**Do this**
Copy every line in which the string "name" occurs.

[Chart and figure data]
§ §

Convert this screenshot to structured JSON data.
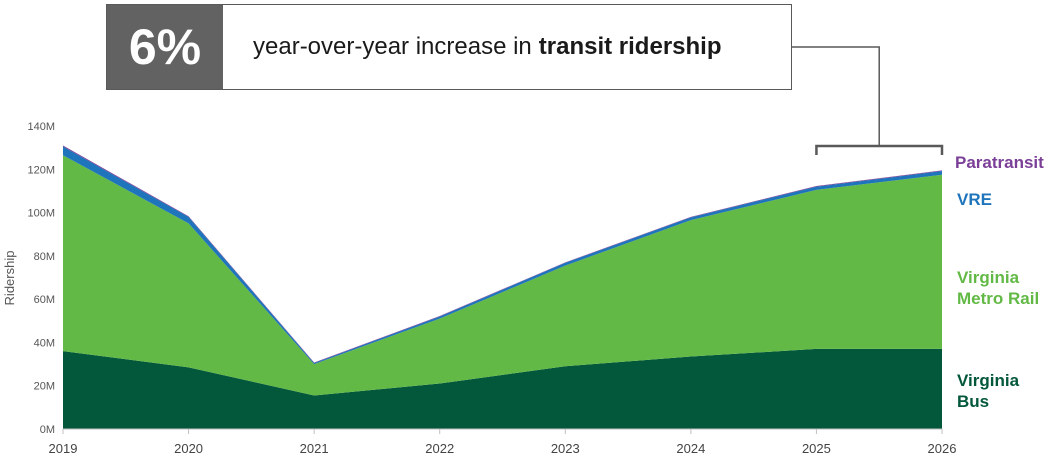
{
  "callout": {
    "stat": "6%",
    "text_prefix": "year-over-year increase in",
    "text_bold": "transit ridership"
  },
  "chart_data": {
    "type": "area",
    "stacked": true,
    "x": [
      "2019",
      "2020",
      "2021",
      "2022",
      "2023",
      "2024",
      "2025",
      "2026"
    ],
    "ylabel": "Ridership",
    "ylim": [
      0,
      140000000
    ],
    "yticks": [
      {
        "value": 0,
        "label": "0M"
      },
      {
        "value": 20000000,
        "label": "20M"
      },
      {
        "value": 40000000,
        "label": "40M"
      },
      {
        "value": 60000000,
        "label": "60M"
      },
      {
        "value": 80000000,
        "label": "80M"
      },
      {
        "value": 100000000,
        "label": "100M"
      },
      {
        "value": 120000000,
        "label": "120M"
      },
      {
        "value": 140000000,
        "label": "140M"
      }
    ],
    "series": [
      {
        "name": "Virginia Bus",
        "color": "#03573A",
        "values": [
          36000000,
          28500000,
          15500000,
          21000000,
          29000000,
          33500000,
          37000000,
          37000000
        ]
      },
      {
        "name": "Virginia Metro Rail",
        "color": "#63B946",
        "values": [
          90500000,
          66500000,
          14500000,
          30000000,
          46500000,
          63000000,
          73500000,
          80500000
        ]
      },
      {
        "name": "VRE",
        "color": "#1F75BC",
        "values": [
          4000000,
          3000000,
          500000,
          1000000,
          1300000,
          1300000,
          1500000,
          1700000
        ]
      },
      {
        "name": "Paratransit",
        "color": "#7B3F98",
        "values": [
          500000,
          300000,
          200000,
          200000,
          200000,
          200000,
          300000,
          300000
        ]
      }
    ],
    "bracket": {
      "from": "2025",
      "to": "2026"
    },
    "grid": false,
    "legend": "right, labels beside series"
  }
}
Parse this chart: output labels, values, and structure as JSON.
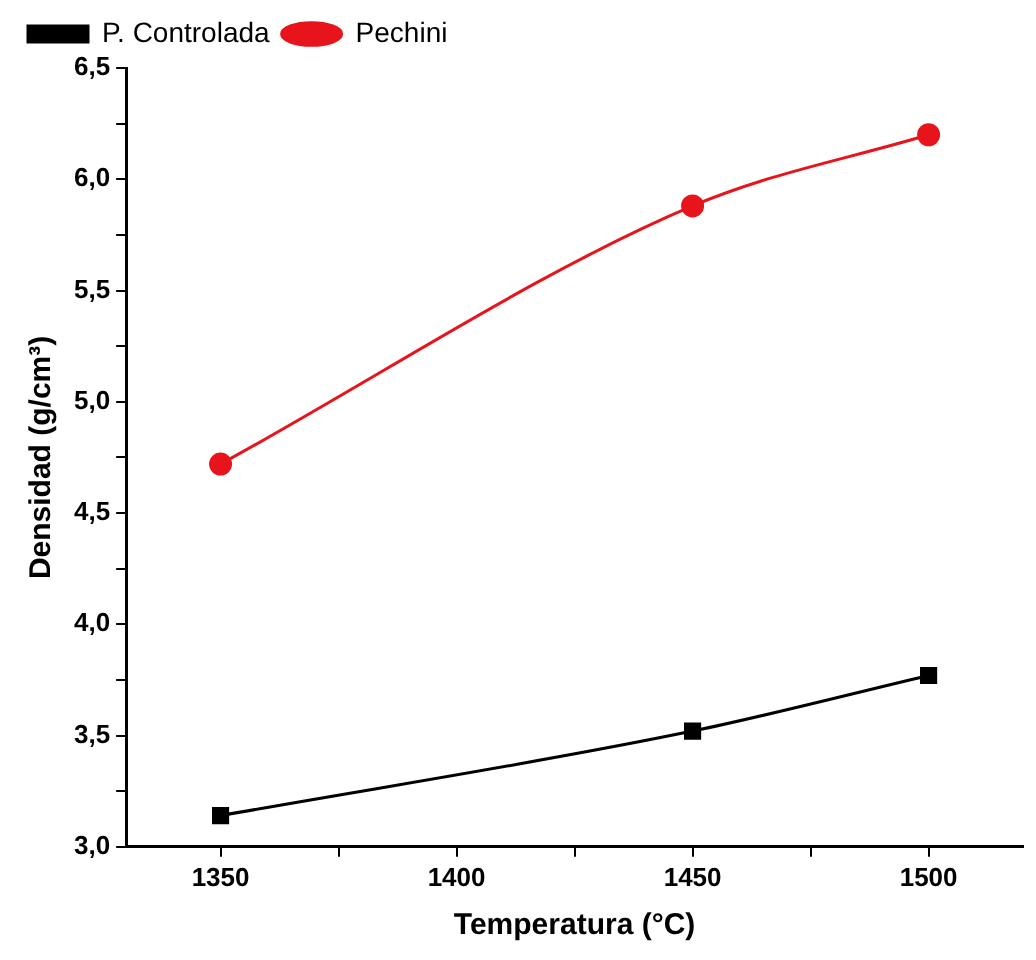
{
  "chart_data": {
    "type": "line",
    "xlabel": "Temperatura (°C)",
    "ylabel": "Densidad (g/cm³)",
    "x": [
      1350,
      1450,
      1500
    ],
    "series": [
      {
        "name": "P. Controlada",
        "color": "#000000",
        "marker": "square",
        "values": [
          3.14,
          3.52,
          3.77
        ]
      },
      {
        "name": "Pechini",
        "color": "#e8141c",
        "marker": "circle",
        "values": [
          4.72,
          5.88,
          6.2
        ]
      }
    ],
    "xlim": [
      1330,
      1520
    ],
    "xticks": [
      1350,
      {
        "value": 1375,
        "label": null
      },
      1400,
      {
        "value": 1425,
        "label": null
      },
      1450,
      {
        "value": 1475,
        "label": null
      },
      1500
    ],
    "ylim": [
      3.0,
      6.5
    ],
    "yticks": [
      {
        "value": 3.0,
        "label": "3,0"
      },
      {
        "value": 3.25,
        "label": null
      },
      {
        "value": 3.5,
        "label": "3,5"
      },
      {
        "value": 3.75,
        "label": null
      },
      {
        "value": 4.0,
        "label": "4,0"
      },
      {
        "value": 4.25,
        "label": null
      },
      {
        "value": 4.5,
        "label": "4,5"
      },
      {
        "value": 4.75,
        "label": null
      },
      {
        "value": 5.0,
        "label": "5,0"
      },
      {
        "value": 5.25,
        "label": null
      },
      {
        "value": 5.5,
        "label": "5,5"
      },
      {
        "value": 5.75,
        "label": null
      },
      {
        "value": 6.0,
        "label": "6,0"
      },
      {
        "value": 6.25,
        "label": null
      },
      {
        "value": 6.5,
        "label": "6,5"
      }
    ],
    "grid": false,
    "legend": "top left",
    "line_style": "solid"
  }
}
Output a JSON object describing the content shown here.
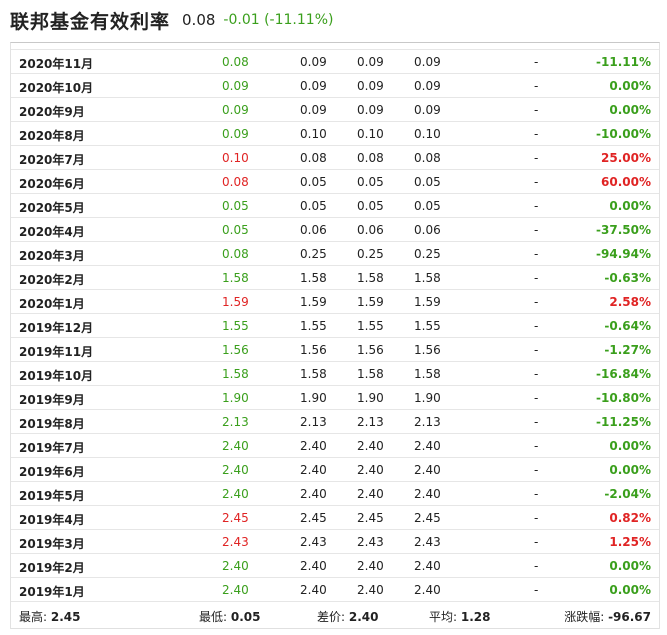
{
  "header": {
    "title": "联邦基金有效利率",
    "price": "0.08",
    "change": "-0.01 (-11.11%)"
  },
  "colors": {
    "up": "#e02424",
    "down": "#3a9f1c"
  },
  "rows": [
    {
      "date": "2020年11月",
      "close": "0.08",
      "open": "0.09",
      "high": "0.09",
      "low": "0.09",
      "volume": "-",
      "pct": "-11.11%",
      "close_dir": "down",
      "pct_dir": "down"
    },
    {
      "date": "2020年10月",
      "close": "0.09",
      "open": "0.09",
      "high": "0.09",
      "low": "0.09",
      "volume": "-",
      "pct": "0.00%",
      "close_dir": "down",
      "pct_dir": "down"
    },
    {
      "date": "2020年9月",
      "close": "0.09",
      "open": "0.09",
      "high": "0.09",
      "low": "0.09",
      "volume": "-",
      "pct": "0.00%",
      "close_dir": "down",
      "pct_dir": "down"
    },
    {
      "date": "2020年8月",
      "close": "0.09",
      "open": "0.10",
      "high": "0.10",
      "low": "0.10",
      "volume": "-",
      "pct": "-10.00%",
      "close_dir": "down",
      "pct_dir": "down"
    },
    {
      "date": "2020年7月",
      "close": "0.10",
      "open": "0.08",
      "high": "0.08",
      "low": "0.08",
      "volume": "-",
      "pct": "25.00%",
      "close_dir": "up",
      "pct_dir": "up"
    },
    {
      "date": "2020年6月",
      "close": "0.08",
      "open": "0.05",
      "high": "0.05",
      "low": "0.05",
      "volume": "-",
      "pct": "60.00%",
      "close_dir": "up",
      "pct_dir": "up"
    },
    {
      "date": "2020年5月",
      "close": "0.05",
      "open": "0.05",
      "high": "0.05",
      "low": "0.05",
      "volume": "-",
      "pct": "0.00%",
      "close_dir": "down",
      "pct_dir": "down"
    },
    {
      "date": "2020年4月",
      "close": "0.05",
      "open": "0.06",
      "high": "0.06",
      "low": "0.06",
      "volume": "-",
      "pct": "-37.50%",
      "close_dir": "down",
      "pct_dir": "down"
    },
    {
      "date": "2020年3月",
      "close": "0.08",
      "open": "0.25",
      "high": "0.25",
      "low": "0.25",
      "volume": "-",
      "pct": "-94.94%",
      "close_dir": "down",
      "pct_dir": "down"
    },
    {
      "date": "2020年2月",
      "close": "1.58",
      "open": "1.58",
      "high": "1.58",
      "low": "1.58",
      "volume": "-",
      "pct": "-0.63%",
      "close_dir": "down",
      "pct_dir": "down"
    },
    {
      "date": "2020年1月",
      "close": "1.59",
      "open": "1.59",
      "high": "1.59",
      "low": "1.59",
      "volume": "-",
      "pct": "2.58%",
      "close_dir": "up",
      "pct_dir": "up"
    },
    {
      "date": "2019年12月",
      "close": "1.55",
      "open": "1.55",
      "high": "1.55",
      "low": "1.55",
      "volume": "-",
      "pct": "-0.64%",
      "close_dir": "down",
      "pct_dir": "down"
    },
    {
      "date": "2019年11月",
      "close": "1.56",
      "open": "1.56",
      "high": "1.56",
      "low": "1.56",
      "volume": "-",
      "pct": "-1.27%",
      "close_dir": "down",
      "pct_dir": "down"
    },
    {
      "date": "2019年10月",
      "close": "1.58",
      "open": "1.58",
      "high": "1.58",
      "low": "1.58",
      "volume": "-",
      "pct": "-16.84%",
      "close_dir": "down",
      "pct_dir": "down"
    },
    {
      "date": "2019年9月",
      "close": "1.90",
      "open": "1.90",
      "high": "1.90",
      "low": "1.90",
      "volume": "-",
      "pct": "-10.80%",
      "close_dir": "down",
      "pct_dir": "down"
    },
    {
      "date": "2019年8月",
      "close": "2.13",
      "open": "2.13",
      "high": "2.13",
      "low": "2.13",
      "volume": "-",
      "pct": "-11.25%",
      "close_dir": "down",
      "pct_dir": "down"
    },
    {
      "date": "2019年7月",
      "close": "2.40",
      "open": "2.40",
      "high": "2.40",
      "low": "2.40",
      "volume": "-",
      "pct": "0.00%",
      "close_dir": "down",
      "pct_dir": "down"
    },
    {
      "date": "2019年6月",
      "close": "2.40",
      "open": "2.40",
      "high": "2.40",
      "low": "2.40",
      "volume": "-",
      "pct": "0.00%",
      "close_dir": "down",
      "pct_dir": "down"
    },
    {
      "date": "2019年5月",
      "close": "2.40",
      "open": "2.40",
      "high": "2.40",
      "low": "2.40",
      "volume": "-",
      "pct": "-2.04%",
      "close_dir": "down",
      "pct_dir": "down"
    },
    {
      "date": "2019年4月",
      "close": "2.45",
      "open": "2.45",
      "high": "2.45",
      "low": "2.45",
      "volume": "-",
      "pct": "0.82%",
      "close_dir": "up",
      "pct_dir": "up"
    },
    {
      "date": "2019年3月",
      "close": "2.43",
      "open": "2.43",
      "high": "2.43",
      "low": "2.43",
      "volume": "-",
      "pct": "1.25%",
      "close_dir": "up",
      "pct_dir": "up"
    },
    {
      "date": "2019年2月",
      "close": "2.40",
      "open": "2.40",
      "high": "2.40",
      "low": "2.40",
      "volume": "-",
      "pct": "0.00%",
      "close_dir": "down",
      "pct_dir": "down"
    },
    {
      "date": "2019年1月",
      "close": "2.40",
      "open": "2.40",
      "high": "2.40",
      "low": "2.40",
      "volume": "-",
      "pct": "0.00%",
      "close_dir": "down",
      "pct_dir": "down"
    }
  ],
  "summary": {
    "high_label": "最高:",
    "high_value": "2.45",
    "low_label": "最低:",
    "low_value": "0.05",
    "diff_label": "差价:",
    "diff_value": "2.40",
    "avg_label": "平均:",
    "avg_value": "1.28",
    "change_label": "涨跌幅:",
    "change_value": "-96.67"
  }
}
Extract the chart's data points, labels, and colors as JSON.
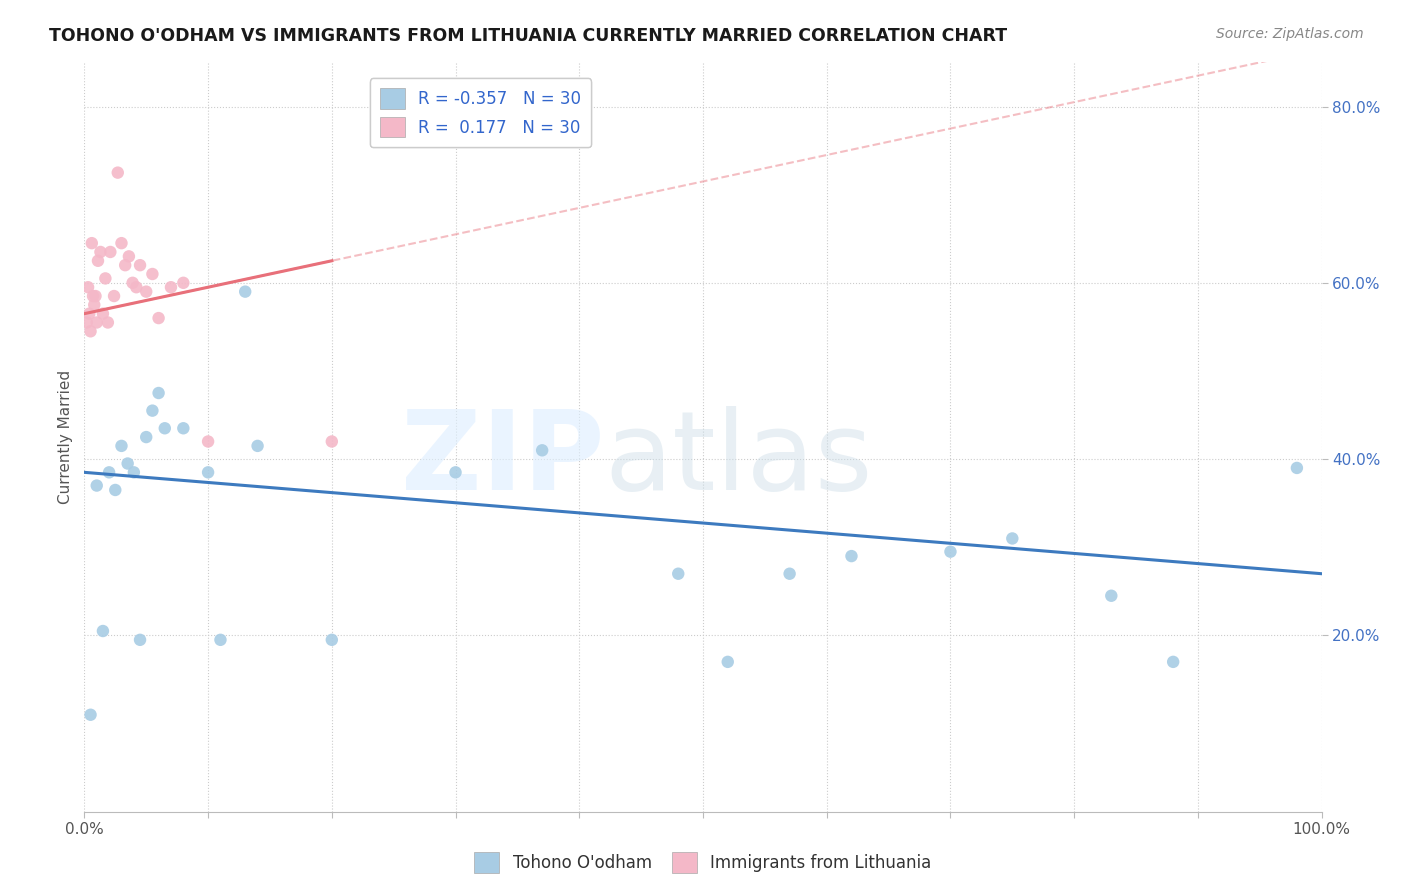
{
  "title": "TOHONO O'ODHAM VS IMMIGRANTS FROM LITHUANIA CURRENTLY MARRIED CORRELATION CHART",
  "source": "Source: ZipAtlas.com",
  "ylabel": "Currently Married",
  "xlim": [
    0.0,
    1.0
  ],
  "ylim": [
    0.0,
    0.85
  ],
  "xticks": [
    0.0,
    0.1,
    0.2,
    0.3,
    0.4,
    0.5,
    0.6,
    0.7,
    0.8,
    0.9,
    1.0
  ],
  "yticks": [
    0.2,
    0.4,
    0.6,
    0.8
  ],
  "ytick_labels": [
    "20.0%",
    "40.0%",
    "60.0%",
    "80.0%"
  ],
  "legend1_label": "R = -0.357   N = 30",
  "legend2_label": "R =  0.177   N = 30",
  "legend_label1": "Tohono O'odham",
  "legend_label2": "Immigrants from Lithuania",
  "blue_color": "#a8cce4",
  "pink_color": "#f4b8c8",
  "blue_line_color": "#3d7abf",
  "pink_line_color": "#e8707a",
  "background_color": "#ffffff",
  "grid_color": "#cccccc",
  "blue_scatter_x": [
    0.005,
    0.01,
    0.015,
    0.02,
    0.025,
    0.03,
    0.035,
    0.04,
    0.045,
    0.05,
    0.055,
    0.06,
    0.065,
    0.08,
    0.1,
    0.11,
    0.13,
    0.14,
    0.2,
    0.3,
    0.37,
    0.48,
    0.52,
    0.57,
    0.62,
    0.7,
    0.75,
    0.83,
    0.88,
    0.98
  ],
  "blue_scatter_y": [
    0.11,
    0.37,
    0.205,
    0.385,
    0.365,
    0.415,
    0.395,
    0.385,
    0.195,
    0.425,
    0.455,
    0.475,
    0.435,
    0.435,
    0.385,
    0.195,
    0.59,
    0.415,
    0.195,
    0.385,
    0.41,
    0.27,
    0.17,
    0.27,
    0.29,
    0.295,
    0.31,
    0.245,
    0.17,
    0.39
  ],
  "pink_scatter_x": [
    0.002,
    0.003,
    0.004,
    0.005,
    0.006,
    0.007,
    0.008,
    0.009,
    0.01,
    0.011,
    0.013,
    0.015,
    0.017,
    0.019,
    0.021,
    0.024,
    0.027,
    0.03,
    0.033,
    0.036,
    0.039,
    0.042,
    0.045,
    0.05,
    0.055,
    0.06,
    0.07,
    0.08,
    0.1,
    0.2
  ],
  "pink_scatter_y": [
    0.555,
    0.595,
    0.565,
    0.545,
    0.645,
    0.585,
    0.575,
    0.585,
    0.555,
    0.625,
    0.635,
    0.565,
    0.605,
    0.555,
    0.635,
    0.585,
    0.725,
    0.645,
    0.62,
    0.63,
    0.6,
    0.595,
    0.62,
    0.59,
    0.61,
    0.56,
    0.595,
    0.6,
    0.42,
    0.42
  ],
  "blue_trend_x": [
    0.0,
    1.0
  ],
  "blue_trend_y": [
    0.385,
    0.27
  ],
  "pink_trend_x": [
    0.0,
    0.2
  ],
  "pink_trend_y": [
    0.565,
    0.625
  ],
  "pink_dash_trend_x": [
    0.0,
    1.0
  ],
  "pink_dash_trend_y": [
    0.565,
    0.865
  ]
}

§ §

**Output below**
        "name": "Virginia Bus",
        "name": "Virginia Metro Rail",
        "name": "VRE",
        "name": "Paratransit",
        "name": "P. Controlada",
        "name": "Pechini",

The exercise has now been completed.